(Stored data)
· · · ·

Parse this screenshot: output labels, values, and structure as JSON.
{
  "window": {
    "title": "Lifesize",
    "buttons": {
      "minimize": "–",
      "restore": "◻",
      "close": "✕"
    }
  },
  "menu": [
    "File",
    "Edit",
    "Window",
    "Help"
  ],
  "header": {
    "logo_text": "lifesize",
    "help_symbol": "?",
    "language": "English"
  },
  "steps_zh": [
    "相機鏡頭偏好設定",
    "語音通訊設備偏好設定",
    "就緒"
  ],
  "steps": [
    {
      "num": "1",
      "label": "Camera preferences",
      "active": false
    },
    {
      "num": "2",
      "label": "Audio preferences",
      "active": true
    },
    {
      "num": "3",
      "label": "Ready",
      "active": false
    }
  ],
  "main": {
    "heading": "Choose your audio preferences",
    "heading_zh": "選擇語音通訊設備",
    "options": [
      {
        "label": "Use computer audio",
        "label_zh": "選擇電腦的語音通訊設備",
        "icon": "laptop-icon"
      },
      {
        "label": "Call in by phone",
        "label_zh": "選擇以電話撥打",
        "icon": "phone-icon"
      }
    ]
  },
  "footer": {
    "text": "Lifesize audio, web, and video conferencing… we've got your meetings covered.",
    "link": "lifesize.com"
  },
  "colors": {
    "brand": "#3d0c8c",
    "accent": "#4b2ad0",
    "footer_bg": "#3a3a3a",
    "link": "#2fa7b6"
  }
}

· · · ·

Scan the material and collect every line that contains "phone".

        "label": "Call in by phone",
        "icon": "phone-icon"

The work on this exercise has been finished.